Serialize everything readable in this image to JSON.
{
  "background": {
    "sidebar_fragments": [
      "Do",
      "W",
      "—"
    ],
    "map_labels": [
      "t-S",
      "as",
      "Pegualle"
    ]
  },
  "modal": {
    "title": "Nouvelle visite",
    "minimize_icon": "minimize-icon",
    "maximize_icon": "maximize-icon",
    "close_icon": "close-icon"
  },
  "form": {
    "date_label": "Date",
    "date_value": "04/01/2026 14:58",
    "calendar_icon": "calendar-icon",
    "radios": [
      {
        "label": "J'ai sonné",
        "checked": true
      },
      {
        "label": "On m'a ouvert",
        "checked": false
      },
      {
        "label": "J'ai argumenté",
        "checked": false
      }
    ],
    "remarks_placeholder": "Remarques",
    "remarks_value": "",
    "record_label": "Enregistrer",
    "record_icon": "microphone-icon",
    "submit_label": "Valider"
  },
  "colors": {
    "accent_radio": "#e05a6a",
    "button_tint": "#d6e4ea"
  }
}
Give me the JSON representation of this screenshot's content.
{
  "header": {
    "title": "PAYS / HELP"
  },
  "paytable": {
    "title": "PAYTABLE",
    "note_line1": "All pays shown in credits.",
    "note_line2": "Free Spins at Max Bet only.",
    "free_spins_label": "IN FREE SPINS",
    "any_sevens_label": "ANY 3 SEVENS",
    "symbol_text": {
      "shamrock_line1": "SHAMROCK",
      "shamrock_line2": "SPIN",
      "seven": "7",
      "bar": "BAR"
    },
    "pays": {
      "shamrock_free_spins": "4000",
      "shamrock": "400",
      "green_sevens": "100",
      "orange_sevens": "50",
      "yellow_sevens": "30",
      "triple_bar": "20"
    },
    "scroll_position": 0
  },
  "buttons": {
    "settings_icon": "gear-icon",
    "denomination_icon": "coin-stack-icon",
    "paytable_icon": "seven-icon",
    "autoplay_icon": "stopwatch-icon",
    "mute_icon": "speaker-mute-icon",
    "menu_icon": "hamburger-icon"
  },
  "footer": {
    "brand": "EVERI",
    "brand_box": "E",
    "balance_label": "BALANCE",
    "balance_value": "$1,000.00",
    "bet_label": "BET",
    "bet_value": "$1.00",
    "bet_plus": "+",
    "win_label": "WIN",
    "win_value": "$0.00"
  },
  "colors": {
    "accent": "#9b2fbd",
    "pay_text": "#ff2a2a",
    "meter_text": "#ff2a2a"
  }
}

---+---

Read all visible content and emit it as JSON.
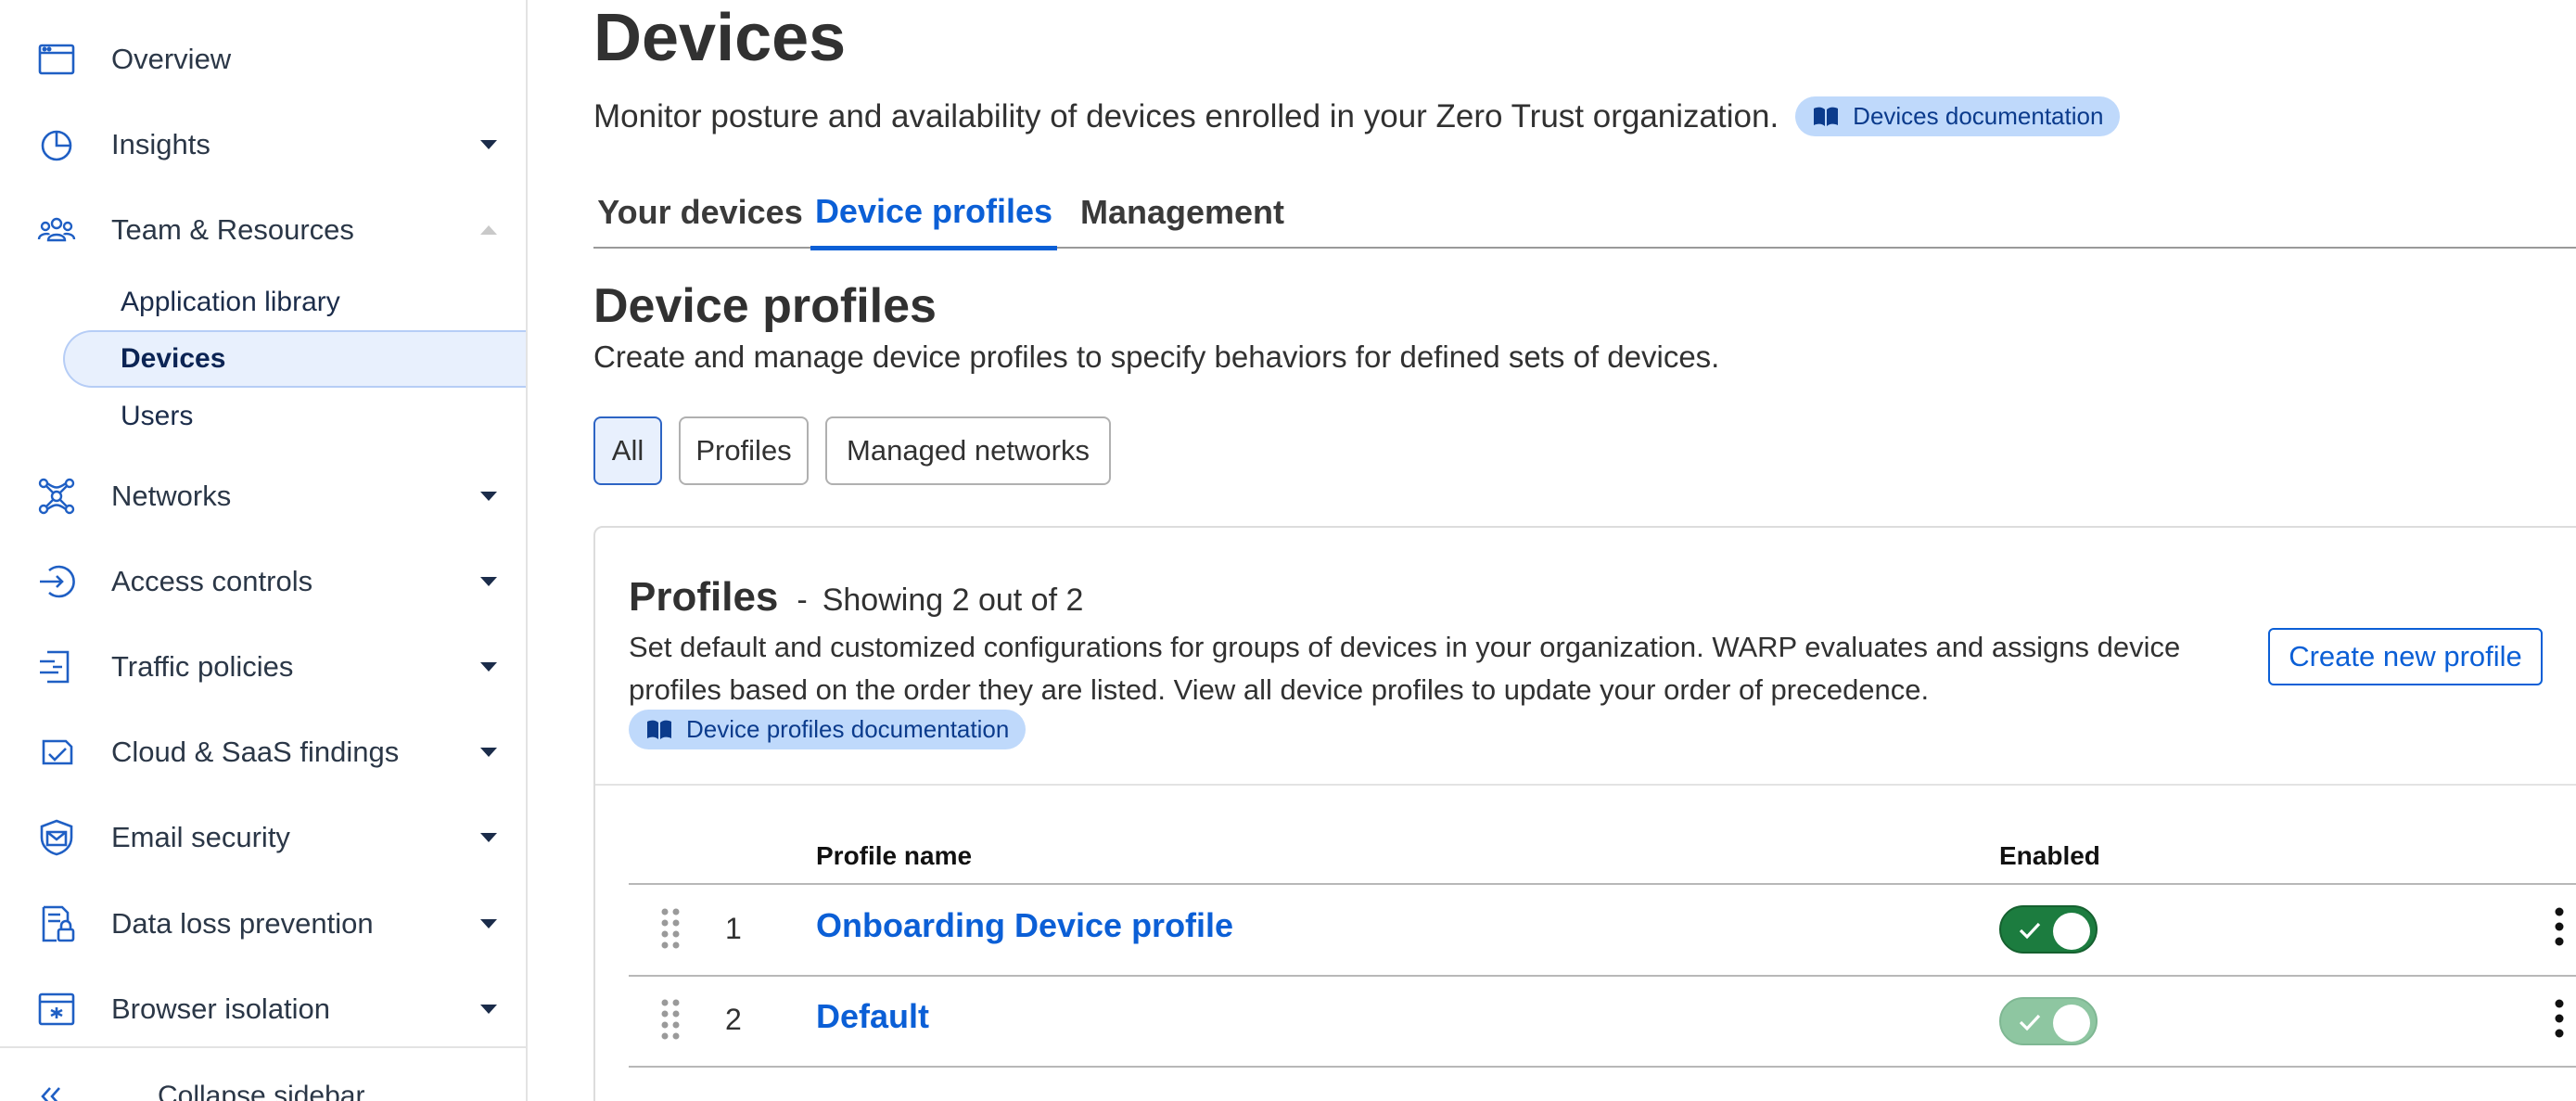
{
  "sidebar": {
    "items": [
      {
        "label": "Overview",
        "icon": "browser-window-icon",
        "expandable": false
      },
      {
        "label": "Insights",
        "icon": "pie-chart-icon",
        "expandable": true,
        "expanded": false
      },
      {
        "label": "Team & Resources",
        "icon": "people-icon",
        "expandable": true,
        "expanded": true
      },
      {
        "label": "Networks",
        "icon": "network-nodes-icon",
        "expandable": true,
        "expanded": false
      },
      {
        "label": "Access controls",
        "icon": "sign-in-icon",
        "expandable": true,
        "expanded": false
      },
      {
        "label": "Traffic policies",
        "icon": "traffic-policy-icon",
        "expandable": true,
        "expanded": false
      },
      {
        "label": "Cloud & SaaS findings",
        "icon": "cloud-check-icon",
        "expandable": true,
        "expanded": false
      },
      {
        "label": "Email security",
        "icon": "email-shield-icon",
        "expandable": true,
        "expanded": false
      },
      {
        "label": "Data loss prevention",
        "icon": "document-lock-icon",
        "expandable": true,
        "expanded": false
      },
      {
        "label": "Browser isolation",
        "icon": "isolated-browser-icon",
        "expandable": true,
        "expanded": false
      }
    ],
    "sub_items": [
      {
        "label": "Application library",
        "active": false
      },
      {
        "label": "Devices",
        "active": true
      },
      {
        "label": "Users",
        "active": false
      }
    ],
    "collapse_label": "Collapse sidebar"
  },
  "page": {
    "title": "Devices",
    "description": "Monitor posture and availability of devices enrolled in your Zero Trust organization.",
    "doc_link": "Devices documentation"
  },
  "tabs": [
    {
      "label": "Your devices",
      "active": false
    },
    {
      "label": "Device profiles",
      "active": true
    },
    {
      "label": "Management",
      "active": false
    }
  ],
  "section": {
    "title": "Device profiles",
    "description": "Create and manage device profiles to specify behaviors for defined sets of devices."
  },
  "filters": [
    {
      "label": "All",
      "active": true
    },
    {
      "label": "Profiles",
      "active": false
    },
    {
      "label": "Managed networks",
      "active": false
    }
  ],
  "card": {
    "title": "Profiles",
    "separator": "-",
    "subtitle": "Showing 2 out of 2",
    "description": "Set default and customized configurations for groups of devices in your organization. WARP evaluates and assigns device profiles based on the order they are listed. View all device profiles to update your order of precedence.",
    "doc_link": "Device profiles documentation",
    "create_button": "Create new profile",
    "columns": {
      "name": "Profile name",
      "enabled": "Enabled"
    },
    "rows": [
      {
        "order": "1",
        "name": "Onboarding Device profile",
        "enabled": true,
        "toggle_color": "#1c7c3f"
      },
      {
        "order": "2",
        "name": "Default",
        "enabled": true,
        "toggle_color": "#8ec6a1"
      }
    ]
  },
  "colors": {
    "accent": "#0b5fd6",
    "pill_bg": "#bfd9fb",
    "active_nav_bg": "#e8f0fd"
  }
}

---+---

PROBLEM TO SOLVE - In the entries above, identify each line that includes the string "Create", then copy it.

RIGHT ANSWER -
    "description": "Create and manage device profiles to specify behaviors for defined sets of devices."
    "create_button": "Create new profile",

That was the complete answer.